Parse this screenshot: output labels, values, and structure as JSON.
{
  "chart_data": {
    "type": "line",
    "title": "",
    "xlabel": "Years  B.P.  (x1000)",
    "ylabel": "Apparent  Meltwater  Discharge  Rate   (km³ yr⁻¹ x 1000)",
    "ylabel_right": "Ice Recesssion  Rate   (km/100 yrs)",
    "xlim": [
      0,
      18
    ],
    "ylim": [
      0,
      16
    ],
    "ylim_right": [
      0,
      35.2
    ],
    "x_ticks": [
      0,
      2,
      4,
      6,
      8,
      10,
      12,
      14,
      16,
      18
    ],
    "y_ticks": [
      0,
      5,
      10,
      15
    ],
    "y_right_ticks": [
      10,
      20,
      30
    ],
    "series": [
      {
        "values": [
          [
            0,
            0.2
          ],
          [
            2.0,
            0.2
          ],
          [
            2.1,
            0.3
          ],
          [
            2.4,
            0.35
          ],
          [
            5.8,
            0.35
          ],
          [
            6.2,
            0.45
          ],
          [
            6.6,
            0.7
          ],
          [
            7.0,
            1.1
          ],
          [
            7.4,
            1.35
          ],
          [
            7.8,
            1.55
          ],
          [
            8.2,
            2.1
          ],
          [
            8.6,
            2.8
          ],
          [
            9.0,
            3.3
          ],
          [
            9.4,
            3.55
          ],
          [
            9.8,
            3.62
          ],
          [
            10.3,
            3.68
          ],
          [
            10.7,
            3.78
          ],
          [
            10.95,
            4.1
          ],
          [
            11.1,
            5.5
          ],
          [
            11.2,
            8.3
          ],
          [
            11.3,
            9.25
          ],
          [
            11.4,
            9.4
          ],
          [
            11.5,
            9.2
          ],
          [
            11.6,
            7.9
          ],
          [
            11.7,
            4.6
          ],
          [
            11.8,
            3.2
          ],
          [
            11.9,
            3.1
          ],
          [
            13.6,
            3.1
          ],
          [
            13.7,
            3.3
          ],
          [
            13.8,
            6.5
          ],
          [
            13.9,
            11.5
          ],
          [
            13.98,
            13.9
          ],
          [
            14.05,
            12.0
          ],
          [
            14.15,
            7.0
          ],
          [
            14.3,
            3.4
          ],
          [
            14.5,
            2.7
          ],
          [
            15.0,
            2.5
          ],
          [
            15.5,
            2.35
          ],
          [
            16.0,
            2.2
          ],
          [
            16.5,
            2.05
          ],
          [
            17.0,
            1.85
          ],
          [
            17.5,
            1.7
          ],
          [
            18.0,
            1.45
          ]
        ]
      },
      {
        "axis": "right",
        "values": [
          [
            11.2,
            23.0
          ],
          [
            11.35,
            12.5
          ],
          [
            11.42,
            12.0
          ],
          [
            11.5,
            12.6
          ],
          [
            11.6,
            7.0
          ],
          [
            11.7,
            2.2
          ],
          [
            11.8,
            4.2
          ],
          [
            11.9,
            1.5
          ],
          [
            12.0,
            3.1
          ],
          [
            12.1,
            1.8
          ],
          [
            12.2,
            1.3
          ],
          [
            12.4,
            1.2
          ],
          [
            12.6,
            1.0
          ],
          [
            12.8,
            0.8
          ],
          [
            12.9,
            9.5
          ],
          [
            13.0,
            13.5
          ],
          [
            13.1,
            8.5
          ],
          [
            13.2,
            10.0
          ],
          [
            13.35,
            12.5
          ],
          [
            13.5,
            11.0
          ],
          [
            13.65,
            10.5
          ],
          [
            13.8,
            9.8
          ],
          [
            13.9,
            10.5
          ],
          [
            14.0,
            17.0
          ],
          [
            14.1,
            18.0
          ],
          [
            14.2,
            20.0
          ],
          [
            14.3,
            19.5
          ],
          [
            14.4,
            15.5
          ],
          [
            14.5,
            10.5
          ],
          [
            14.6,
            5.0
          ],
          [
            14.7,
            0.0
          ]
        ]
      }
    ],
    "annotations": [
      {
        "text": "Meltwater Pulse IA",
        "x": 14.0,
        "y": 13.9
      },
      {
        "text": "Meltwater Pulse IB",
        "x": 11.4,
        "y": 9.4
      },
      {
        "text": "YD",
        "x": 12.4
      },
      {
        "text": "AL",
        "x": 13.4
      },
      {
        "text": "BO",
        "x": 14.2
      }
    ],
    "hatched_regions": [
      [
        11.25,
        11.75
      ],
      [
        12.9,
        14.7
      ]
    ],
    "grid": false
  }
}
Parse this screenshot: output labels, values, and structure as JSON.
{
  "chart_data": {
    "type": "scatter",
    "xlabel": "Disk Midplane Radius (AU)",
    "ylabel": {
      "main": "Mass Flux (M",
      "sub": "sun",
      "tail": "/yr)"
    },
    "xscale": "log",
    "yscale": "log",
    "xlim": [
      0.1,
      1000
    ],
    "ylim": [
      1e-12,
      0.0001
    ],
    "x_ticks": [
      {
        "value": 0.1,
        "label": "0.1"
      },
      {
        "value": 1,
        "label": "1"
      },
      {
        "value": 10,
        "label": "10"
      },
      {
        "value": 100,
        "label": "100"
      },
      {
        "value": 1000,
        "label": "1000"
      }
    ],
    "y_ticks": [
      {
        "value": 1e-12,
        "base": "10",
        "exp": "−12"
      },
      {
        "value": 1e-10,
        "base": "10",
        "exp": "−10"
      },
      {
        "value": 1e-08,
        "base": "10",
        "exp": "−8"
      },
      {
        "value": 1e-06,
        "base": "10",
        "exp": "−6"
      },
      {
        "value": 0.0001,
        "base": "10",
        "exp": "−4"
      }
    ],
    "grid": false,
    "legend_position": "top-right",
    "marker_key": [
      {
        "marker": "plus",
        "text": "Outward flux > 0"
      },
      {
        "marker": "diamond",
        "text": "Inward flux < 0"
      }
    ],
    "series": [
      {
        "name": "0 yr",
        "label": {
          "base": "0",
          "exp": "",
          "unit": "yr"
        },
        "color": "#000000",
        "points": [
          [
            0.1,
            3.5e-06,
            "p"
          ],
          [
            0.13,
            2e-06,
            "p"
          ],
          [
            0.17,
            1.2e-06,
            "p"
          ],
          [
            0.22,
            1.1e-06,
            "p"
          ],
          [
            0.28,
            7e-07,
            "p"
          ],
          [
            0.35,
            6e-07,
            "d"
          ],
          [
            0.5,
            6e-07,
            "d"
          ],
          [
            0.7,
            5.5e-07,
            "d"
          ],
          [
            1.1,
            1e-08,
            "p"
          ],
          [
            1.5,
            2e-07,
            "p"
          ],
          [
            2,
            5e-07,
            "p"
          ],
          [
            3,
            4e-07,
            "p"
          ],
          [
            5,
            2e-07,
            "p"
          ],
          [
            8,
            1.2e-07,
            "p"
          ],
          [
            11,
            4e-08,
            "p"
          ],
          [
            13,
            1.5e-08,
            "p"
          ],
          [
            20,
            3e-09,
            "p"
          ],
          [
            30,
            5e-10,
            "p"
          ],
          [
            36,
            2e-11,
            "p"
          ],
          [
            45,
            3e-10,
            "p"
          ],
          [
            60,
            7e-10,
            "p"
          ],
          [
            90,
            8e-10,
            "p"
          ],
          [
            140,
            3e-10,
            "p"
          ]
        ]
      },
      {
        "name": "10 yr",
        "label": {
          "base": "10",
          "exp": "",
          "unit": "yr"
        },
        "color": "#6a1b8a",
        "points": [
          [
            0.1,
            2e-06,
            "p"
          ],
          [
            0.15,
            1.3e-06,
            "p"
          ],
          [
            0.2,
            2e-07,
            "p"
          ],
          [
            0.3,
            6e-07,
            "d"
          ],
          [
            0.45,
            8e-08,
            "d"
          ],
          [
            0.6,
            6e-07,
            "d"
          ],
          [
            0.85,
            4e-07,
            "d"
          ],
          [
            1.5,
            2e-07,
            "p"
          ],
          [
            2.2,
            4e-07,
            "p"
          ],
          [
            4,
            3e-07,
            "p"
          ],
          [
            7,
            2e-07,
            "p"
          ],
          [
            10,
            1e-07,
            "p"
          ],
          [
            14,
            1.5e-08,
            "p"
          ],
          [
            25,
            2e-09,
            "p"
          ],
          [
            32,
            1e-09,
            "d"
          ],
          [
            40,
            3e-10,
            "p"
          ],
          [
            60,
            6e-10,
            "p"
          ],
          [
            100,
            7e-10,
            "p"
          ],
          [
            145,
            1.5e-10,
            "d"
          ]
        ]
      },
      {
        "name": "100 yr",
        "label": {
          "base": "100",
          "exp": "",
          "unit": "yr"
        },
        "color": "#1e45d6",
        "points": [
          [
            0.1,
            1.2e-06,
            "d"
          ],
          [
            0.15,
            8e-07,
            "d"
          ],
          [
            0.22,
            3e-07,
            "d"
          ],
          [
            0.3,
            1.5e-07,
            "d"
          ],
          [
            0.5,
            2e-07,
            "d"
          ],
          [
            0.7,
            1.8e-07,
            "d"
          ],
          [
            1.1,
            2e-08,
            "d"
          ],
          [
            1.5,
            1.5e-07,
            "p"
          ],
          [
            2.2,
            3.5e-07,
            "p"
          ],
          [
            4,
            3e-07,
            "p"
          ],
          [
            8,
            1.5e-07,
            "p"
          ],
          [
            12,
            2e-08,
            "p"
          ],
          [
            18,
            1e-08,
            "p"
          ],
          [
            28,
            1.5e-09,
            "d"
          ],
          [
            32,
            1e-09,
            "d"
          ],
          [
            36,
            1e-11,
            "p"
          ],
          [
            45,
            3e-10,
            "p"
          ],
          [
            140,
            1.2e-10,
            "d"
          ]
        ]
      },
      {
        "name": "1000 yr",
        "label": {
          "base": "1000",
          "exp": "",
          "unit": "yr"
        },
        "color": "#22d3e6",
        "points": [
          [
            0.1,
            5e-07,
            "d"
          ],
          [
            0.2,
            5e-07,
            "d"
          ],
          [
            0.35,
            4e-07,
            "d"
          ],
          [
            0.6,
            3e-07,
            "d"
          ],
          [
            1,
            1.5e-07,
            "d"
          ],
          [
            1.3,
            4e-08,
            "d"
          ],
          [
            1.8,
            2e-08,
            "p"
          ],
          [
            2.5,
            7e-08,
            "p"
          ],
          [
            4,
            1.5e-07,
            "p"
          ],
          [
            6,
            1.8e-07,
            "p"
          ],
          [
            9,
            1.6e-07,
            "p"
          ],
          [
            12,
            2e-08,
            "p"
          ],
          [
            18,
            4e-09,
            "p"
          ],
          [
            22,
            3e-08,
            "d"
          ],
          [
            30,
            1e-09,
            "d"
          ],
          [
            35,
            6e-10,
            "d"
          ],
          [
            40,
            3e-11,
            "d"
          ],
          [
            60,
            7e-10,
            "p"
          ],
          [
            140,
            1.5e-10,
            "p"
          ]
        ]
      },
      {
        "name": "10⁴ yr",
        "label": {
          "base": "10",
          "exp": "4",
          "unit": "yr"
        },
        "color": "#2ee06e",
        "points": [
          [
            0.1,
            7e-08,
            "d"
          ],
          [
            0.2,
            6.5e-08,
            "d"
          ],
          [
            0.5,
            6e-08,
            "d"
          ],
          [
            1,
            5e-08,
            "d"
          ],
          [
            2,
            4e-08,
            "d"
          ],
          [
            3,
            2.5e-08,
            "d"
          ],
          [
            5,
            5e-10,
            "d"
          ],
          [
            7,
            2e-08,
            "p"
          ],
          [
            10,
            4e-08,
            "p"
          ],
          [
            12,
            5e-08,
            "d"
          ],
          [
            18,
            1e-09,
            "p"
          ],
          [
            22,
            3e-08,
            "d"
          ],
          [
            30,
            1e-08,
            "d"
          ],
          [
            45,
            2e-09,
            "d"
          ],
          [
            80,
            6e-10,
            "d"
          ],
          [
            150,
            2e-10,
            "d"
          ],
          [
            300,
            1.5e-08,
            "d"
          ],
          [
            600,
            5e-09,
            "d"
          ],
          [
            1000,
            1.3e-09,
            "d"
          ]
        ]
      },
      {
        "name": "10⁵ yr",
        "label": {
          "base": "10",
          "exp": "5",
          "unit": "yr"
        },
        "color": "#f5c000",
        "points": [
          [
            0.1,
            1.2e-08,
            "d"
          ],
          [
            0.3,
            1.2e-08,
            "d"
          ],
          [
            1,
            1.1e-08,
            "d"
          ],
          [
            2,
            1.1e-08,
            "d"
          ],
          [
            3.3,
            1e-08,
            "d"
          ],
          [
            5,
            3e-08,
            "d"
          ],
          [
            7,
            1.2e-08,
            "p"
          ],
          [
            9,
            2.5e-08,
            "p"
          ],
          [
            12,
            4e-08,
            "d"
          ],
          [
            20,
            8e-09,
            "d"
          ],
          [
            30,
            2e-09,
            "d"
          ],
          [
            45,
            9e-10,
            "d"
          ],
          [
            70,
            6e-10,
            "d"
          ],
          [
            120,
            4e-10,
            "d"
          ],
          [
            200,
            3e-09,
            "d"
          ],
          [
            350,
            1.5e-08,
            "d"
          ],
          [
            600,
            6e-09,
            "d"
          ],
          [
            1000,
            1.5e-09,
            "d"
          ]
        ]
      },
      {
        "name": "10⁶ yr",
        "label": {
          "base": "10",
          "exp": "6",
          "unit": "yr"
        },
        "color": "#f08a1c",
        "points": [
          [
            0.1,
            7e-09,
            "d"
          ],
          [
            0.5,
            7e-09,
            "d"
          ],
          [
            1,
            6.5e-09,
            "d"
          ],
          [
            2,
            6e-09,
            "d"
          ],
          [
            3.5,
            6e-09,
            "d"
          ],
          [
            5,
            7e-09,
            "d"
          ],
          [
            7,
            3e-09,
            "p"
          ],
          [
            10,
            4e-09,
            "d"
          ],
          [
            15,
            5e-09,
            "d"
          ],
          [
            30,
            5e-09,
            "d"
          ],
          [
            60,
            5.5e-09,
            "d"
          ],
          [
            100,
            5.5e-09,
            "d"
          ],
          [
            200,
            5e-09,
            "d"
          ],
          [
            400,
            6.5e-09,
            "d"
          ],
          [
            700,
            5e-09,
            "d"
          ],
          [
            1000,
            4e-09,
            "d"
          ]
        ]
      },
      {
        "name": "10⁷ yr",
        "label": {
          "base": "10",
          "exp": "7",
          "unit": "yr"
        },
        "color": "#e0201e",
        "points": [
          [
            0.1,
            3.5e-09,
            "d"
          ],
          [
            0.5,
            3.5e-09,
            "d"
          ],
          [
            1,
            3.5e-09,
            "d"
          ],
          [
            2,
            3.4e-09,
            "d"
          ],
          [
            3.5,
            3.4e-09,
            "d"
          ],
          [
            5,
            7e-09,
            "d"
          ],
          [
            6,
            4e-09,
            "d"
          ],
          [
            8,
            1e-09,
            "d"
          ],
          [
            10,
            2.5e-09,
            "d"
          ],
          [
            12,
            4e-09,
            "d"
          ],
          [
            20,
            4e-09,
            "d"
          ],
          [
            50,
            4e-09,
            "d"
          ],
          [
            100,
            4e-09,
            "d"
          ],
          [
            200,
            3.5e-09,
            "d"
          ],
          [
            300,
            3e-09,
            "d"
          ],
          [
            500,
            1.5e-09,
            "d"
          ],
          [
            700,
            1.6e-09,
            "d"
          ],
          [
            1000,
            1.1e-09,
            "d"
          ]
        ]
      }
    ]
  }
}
- - - -
What the task asks: Lines from the records above that hold "Meltwater" are the ones to list.

Response to the exercise:
    "ylabel": "Apparent  Meltwater  Discharge  Rate   (km³ yr⁻¹ x 1000)",
        "text": "Meltwater Pulse IA",
        "text": "Meltwater Pulse IB",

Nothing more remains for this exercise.